- PROBLEM DETAILS:
Without the pictures, repeat the listing character for character.

━━━━━━━━

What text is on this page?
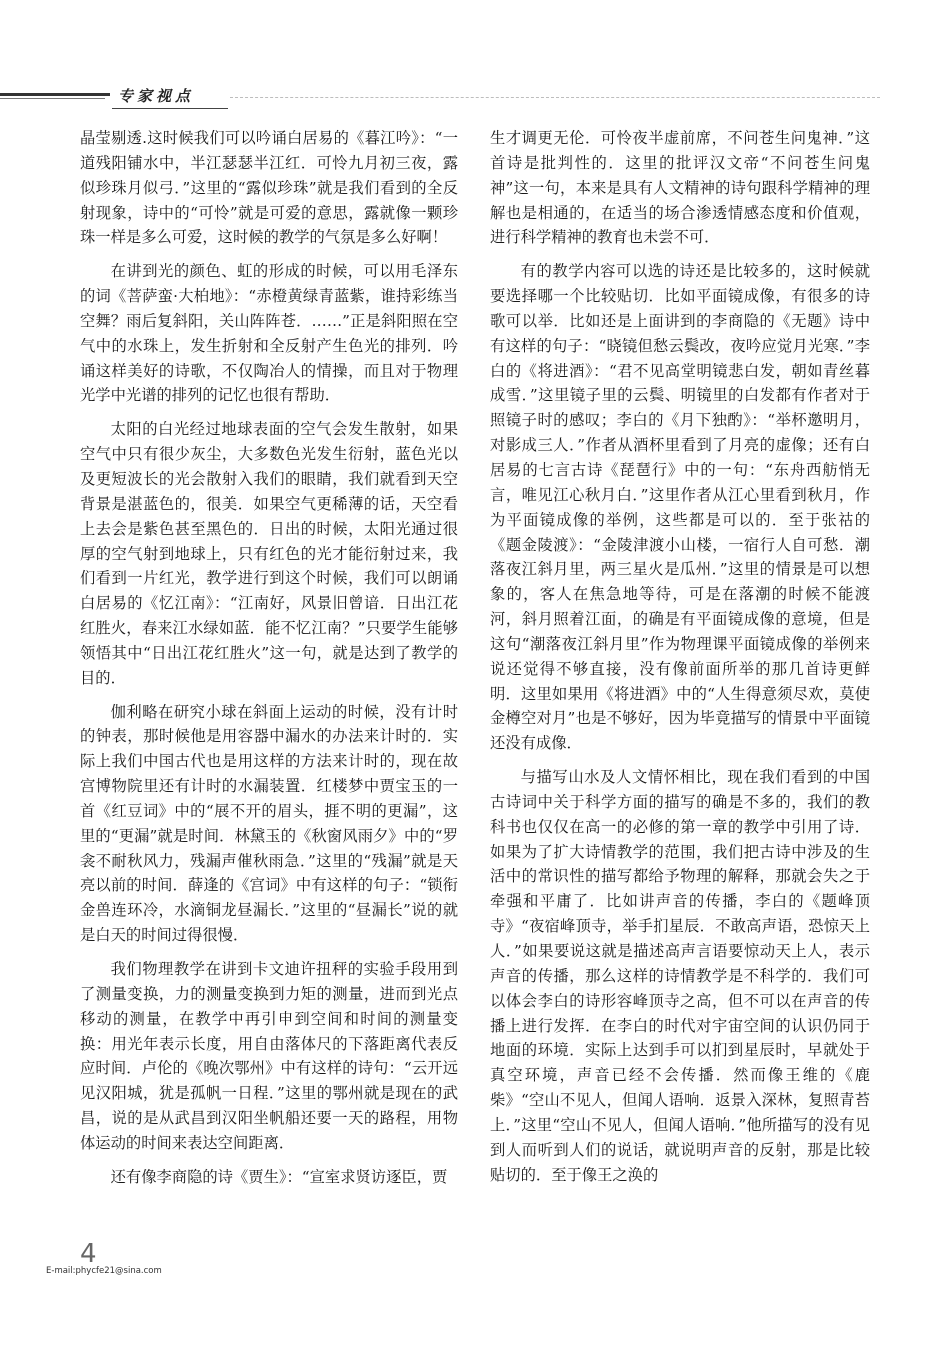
专家视点

晶莹剔透.这时候我们可以吟诵白居易的《暮江吟》：“一道残阳铺水中，半江瑟瑟半江红．可怜九月初三夜，露似珍珠月似弓．”这里的“露似珍珠”就是我们看到的全反射现象，诗中的“可怜”就是可爱的意思，露就像一颗珍珠一样是多么可爱，这时候的教学的气氛是多么好啊！

在讲到光的颜色、虹的形成的时候，可以用毛泽东的词《菩萨蛮·大柏地》：“赤橙黄绿青蓝紫，谁持彩练当空舞？雨后复斜阳，关山阵阵苍．……”正是斜阳照在空气中的水珠上，发生折射和全反射产生色光的排列．吟诵这样美好的诗歌，不仅陶冶人的情操，而且对于物理光学中光谱的排列的记忆也很有帮助．

太阳的白光经过地球表面的空气会发生散射，如果空气中只有很少灰尘，大多数色光发生衍射，蓝色光以及更短波长的光会散射入我们的眼睛，我们就看到天空背景是湛蓝色的，很美．如果空气更稀薄的话，天空看上去会是紫色甚至黑色的．日出的时候，太阳光通过很厚的空气射到地球上，只有红色的光才能衍射过来，我们看到一片红光，教学进行到这个时候，我们可以朗诵白居易的《忆江南》：“江南好，风景旧曾谙．日出江花红胜火，春来江水绿如蓝．能不忆江南？”只要学生能够领悟其中“日出江花红胜火”这一句，就是达到了教学的目的．

伽利略在研究小球在斜面上运动的时候，没有计时的钟表，那时候他是用容器中漏水的办法来计时的．实际上我们中国古代也是用这样的方法来计时的，现在故宫博物院里还有计时的水漏装置．红楼梦中贾宝玉的一首《红豆词》中的“展不开的眉头，捱不明的更漏”，这里的“更漏”就是时间．林黛玉的《秋窗风雨夕》中的“罗衾不耐秋风力，残漏声催秋雨急．”这里的“残漏”就是天亮以前的时间．薛逢的《宫词》中有这样的句子：“锁衔金兽连环冷，水滴铜龙昼漏长．”这里的“昼漏长”说的就是白天的时间过得很慢．

我们物理教学在讲到卡文迪许扭秤的实验手段用到了测量变换，力的测量变换到力矩的测量，进而到光点移动的测量，在教学中再引申到空间和时间的测量变换：用光年表示长度，用自由落体尺的下落距离代表反应时间．卢伦的《晚次鄂州》中有这样的诗句：“云开远见汉阳城，犹是孤帆一日程．”这里的鄂州就是现在的武昌，说的是从武昌到汉阳坐帆船还要一天的路程，用物体运动的时间来表达空间距离．

还有像李商隐的诗《贾生》：“宣室求贤访逐臣，贾

生才调更无伦．可怜夜半虚前席，不问苍生问鬼神．”这首诗是批判性的．这里的批评汉文帝“不问苍生问鬼神”这一句，本来是具有人文精神的诗句跟科学精神的理解也是相通的，在适当的场合渗透情感态度和价值观，进行科学精神的教育也未尝不可．

有的教学内容可以选的诗还是比较多的，这时候就要选择哪一个比较贴切．比如平面镜成像，有很多的诗歌可以举．比如还是上面讲到的李商隐的《无题》诗中有这样的句子：“晓镜但愁云鬓改，夜吟应觉月光寒．”李白的《将进酒》：“君不见高堂明镜悲白发，朝如青丝暮成雪．”这里镜子里的云鬓、明镜里的白发都有作者对于照镜子时的感叹；李白的《月下独酌》：“举杯邀明月，对影成三人．”作者从酒杯里看到了月亮的虚像；还有白居易的七言古诗《琵琶行》中的一句：“东舟西舫悄无言，唯见江心秋月白．”这里作者从江心里看到秋月，作为平面镜成像的举例，这些都是可以的．至于张祜的《题金陵渡》：“金陵津渡小山楼，一宿行人自可愁．潮落夜江斜月里，两三星火是瓜州．”这里的情景是可以想象的，客人在焦急地等待，可是在落潮的时候不能渡河，斜月照着江面，的确是有平面镜成像的意境，但是这句“潮落夜江斜月里”作为物理课平面镜成像的举例来说还觉得不够直接，没有像前面所举的那几首诗更鲜明．这里如果用《将进酒》中的“人生得意须尽欢，莫使金樽空对月”也是不够好，因为毕竟描写的情景中平面镜还没有成像．

与描写山水及人文情怀相比，现在我们看到的中国古诗词中关于科学方面的描写的确是不多的，我们的教科书也仅仅在高一的必修的第一章的教学中引用了诗．如果为了扩大诗情教学的范围，我们把古诗中涉及的生活中的常识性的描写都给予物理的解释，那就会失之于牵强和平庸了．比如讲声音的传播，李白的《题峰顶寺》“夜宿峰顶寺，举手扪星辰．不敢高声语，恐惊天上人．”如果要说这就是描述高声言语要惊动天上人，表示声音的传播，那么这样的诗情教学是不科学的．我们可以体会李白的诗形容峰顶寺之高，但不可以在声音的传播上进行发挥．在李白的时代对宇宙空间的认识仍同于地面的环境．实际上达到手可以扪到星辰时，早就处于真空环境，声音已经不会传播．然而像王维的《鹿柴》“空山不见人，但闻人语响．返景入深林，复照青苔上．”这里“空山不见人，但闻人语响．”他所描写的没有见到人而听到人们的说话，就说明声音的反射，那是比较贴切的．至于像王之涣的

4
E-mail:phycfe21@sina.com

━━━━━━━━

- EXERCISE OUTPUT:
What text is on this page?
专家视点

晶莹剔透.这时候我们可以吟诵白居易的《暮江吟》：“一道残阳铺水中，半江瑟瑟半江红．可怜九月初三夜，露似珍珠月似弓．”这里的“露似珍珠”就是我们看到的全反射现象，诗中的“可怜”就是可爱的意思，露就像一颗珍珠一样是多么可爱，这时候的教学的气氛是多么好啊！

在讲到光的颜色、虹的形成的时候，可以用毛泽东的词《菩萨蛮·大柏地》：“赤橙黄绿青蓝紫，谁持彩练当空舞？雨后复斜阳，关山阵阵苍．……”正是斜阳照在空气中的水珠上，发生折射和全反射产生色光的排列．吟诵这样美好的诗歌，不仅陶冶人的情操，而且对于物理光学中光谱的排列的记忆也很有帮助．

太阳的白光经过地球表面的空气会发生散射，如果空气中只有很少灰尘，大多数色光发生衍射，蓝色光以及更短波长的光会散射入我们的眼睛，我们就看到天空背景是湛蓝色的，很美．如果空气更稀薄的话，天空看上去会是紫色甚至黑色的．日出的时候，太阳光通过很厚的空气射到地球上，只有红色的光才能衍射过来，我们看到一片红光，教学进行到这个时候，我们可以朗诵白居易的《忆江南》：“江南好，风景旧曾谙．日出江花红胜火，春来江水绿如蓝．能不忆江南？”只要学生能够领悟其中“日出江花红胜火”这一句，就是达到了教学的目的．

伽利略在研究小球在斜面上运动的时候，没有计时的钟表，那时候他是用容器中漏水的办法来计时的．实际上我们中国古代也是用这样的方法来计时的，现在故宫博物院里还有计时的水漏装置．红楼梦中贾宝玉的一首《红豆词》中的“展不开的眉头，捱不明的更漏”，这里的“更漏”就是时间．林黛玉的《秋窗风雨夕》中的“罗衾不耐秋风力，残漏声催秋雨急．”这里的“残漏”就是天亮以前的时间．薛逢的《宫词》中有这样的句子：“锁衔金兽连环冷，水滴铜龙昼漏长．”这里的“昼漏长”说的就是白天的时间过得很慢．

我们物理教学在讲到卡文迪许扭秤的实验手段用到了测量变换，力的测量变换到力矩的测量，进而到光点移动的测量，在教学中再引申到空间和时间的测量变换：用光年表示长度，用自由落体尺的下落距离代表反应时间．卢伦的《晚次鄂州》中有这样的诗句：“云开远见汉阳城，犹是孤帆一日程．”这里的鄂州就是现在的武昌，说的是从武昌到汉阳坐帆船还要一天的路程，用物体运动的时间来表达空间距离．

还有像李商隐的诗《贾生》：“宣室求贤访逐臣，贾

生才调更无伦．可怜夜半虚前席，不问苍生问鬼神．”这首诗是批判性的．这里的批评汉文帝“不问苍生问鬼神”这一句，本来是具有人文精神的诗句跟科学精神的理解也是相通的，在适当的场合渗透情感态度和价值观，进行科学精神的教育也未尝不可．

有的教学内容可以选的诗还是比较多的，这时候就要选择哪一个比较贴切．比如平面镜成像，有很多的诗歌可以举．比如还是上面讲到的李商隐的《无题》诗中有这样的句子：“晓镜但愁云鬓改，夜吟应觉月光寒．”李白的《将进酒》：“君不见高堂明镜悲白发，朝如青丝暮成雪．”这里镜子里的云鬓、明镜里的白发都有作者对于照镜子时的感叹；李白的《月下独酌》：“举杯邀明月，对影成三人．”作者从酒杯里看到了月亮的虚像；还有白居易的七言古诗《琵琶行》中的一句：“东舟西舫悄无言，唯见江心秋月白．”这里作者从江心里看到秋月，作为平面镜成像的举例，这些都是可以的．至于张祜的《题金陵渡》：“金陵津渡小山楼，一宿行人自可愁．潮落夜江斜月里，两三星火是瓜州．”这里的情景是可以想象的，客人在焦急地等待，可是在落潮的时候不能渡河，斜月照着江面，的确是有平面镜成像的意境，但是这句“潮落夜江斜月里”作为物理课平面镜成像的举例来说还觉得不够直接，没有像前面所举的那几首诗更鲜明．这里如果用《将进酒》中的“人生得意须尽欢，莫使金樽空对月”也是不够好，因为毕竟描写的情景中平面镜还没有成像．

与描写山水及人文情怀相比，现在我们看到的中国古诗词中关于科学方面的描写的确是不多的，我们的教科书也仅仅在高一的必修的第一章的教学中引用了诗．如果为了扩大诗情教学的范围，我们把古诗中涉及的生活中的常识性的描写都给予物理的解释，那就会失之于牵强和平庸了．比如讲声音的传播，李白的《题峰顶寺》“夜宿峰顶寺，举手扪星辰．不敢高声语，恐惊天上人．”如果要说这就是描述高声言语要惊动天上人，表示声音的传播，那么这样的诗情教学是不科学的．我们可以体会李白的诗形容峰顶寺之高，但不可以在声音的传播上进行发挥．在李白的时代对宇宙空间的认识仍同于地面的环境．实际上达到手可以扪到星辰时，早就处于真空环境，声音已经不会传播．然而像王维的《鹿柴》“空山不见人，但闻人语响．返景入深林，复照青苔上．”这里“空山不见人，但闻人语响．”他所描写的没有见到人而听到人们的说话，就说明声音的反射，那是比较贴切的．至于像王之涣的

4
E-mail:phycfe21@sina.com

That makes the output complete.